EXERCISE BRIEF:
Pick out each line in the material below that contains the string "avatar", and copy those lines.

* BEGIN RAW DATA *

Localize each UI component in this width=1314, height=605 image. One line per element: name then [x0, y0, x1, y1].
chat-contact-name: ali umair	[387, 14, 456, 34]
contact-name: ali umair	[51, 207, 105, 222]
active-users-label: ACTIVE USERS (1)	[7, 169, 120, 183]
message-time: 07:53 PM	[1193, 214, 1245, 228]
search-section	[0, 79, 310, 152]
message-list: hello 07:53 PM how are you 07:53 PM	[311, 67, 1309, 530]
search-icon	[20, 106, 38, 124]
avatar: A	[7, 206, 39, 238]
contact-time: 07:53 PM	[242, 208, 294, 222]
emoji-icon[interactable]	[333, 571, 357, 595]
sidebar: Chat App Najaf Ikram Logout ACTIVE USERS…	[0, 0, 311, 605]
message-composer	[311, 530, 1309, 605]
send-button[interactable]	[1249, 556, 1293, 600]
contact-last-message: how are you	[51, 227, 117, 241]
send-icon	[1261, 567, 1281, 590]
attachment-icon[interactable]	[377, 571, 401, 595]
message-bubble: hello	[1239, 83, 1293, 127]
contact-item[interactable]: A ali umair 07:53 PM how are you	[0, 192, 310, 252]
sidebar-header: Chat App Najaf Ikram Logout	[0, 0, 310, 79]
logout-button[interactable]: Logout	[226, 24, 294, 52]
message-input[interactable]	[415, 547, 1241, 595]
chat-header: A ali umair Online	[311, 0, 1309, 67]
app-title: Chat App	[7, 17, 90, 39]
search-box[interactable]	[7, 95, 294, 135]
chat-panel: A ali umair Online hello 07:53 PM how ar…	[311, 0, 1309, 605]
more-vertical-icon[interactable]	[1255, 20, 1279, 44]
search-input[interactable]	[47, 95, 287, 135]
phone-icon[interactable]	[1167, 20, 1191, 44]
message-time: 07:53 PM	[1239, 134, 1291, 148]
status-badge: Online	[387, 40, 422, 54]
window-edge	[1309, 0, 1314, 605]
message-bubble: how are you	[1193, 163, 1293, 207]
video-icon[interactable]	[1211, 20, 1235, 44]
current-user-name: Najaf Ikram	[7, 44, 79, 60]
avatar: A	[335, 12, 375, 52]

* END RAW DATA *

ANSWER TO THIS PROBLEM:
avatar: A	[7, 206, 39, 238]
avatar: A	[335, 12, 375, 52]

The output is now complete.